> [What the exercise asks] List all lines in the material below that contain "TradingView".

> [Working data]
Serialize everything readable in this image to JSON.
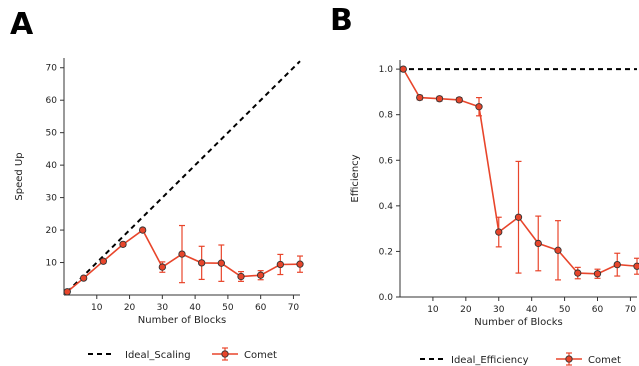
{
  "chart_data": [
    {
      "type": "line",
      "panel_label": "A",
      "xlabel": "Number of Blocks",
      "ylabel": "Speed Up",
      "xlim": [
        0,
        72
      ],
      "ylim": [
        0,
        73
      ],
      "xticks": [
        10,
        20,
        30,
        40,
        50,
        60,
        70
      ],
      "yticks": [
        10,
        20,
        30,
        40,
        50,
        60,
        70
      ],
      "grid": false,
      "legend_position": "bottom",
      "series": [
        {
          "name": "Ideal_Scaling",
          "style": "dashed",
          "color": "#000000",
          "x": [
            1,
            72
          ],
          "y": [
            1,
            72
          ]
        },
        {
          "name": "Comet",
          "style": "solid-markers-errorbars",
          "color": "#e8452b",
          "x": [
            1,
            6,
            12,
            18,
            24,
            30,
            36,
            42,
            48,
            54,
            60,
            66,
            72
          ],
          "y": [
            1,
            5.2,
            10.4,
            15.6,
            20,
            8.6,
            12.6,
            9.9,
            9.8,
            5.7,
            6.1,
            9.4,
            9.5
          ],
          "yerr": [
            0,
            0.4,
            0.6,
            0.6,
            0.6,
            1.6,
            8.8,
            5.1,
            5.6,
            1.5,
            1.4,
            3.1,
            2.5
          ]
        }
      ]
    },
    {
      "type": "line",
      "panel_label": "B",
      "xlabel": "Number of Blocks",
      "ylabel": "Efficiency",
      "xlim": [
        0,
        72
      ],
      "ylim": [
        0,
        1.04
      ],
      "xticks": [
        10,
        20,
        30,
        40,
        50,
        60,
        70
      ],
      "yticks": [
        0.0,
        0.2,
        0.4,
        0.6,
        0.8,
        1.0
      ],
      "ytick_labels": [
        "0.0",
        "0.2",
        "0.4",
        "0.6",
        "0.8",
        "1.0"
      ],
      "grid": false,
      "legend_position": "bottom",
      "series": [
        {
          "name": "Ideal_Efficiency",
          "style": "dashed",
          "color": "#000000",
          "x": [
            0,
            72
          ],
          "y": [
            1.0,
            1.0
          ]
        },
        {
          "name": "Comet",
          "style": "solid-markers-errorbars",
          "color": "#e8452b",
          "x": [
            1,
            6,
            12,
            18,
            24,
            30,
            36,
            42,
            48,
            54,
            60,
            66,
            72
          ],
          "y": [
            1.0,
            0.875,
            0.87,
            0.865,
            0.835,
            0.285,
            0.35,
            0.235,
            0.205,
            0.105,
            0.102,
            0.142,
            0.135
          ],
          "yerr": [
            0,
            0.01,
            0.01,
            0.01,
            0.04,
            0.065,
            0.245,
            0.12,
            0.13,
            0.025,
            0.02,
            0.05,
            0.035
          ]
        }
      ]
    }
  ]
}
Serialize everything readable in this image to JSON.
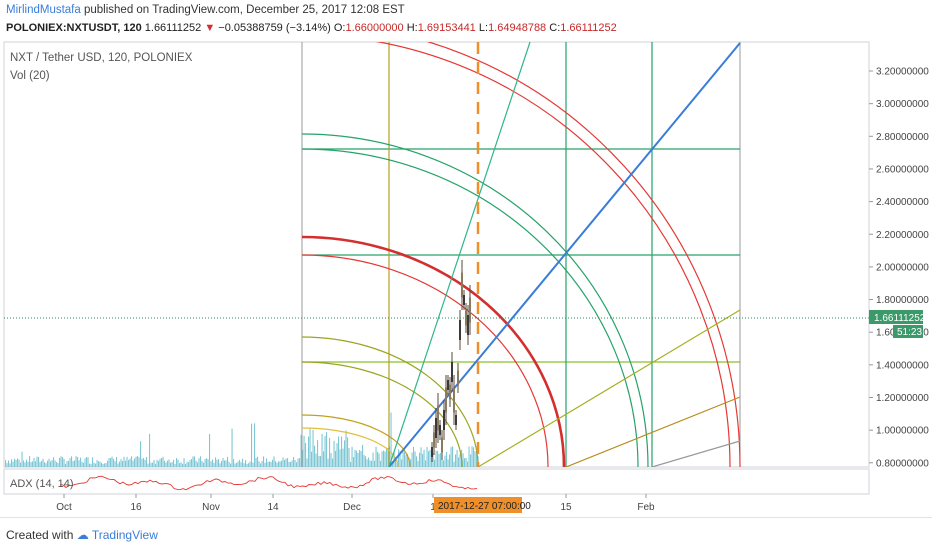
{
  "header": {
    "author": "MirlindMustafa",
    "published_text": "published on TradingView.com, December 25, 2017 12:08 EST",
    "symbol": "POLONIEX:NXTUSDT, 120",
    "last": "1.66111252",
    "change_arrow": "▼",
    "change": "−0.05388759 (−3.14%)",
    "open_label": "O:",
    "open": "1.66000000",
    "high_label": "H:",
    "high": "1.69153441",
    "low_label": "L:",
    "low": "1.64948788",
    "close_label": "C:",
    "close": "1.66111252"
  },
  "legend": {
    "title": "NXT / Tether USD, 120, POLONIEX",
    "volume": "Vol (20)",
    "adx": "ADX (14, 14)"
  },
  "price_axis": {
    "ticks": [
      "3.20000000",
      "3.00000000",
      "2.80000000",
      "2.60000000",
      "2.40000000",
      "2.20000000",
      "2.00000000",
      "1.80000000",
      "1.60000000",
      "1.40000000",
      "1.20000000",
      "1.00000000",
      "0.80000000"
    ],
    "current_price": "1.66111252",
    "countdown": "51:23"
  },
  "time_axis": {
    "ticks": [
      "Oct",
      "16",
      "Nov",
      "14",
      "Dec",
      "1",
      "15",
      "Feb"
    ],
    "cursor_label": "2017-12-27 07:00:00"
  },
  "footer": {
    "created_with": "Created with",
    "brand": "TradingView"
  },
  "colors": {
    "red": "#e53935",
    "green": "#26a269",
    "blue": "#3a7dd8",
    "olive": "#9aa521",
    "orange": "#ef8f2a",
    "volume": "#7fc7d6"
  }
}
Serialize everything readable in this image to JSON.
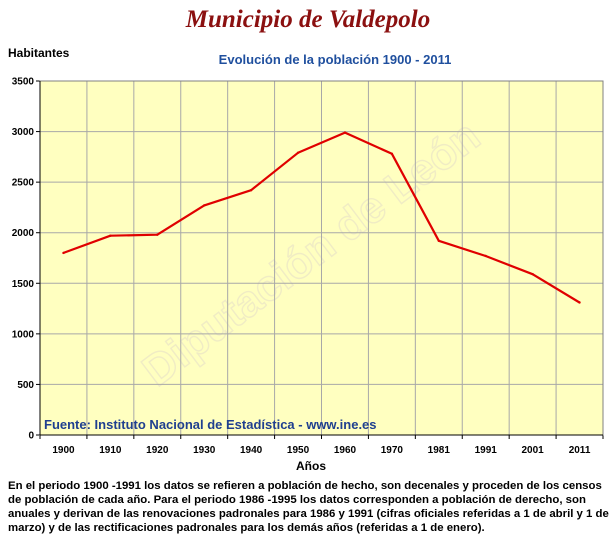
{
  "title": "Municipio de Valdepolo",
  "watermark": "Diputación de León",
  "note": "En el periodo 1900 -1991 los datos se refieren a población de hecho, son decenales y proceden de los censos de población de cada año. Para el periodo 1986 -1995 los datos corresponden a población de derecho, son anuales y derivan de las renovaciones padronales para 1986 y 1991 (cifras oficiales referidas a 1 de abril y 1 de marzo) y de las rectificaciones padronales para los demás años (referidas a 1 de enero).",
  "colors": {
    "line": "#e00000",
    "plot_bg": "#ffffc0",
    "grid": "#a8a8a8",
    "title": "#8b1010",
    "subtitle": "#1f4f9e"
  },
  "chart_data": {
    "type": "line",
    "title": "Evolución de la población 1900 - 2011",
    "xlabel": "Años",
    "ylabel": "Habitantes",
    "annotation": "Fuente: Instituto Nacional de Estadística - www.ine.es",
    "categories": [
      "1900",
      "1910",
      "1920",
      "1930",
      "1940",
      "1950",
      "1960",
      "1970",
      "1981",
      "1991",
      "2001",
      "2011"
    ],
    "series": [
      {
        "values": [
          1800,
          1970,
          1980,
          2270,
          2420,
          2790,
          2990,
          2780,
          1920,
          1770,
          1590,
          1310
        ]
      }
    ],
    "ylim": [
      0,
      3500
    ],
    "yticks": [
      0,
      500,
      1000,
      1500,
      2000,
      2500,
      3000,
      3500
    ],
    "grid": true
  }
}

> [Final answer]
    "published_text": "published on TradingView.com, December 25, 2017 12:08 EST",
    "brand": "TradingView"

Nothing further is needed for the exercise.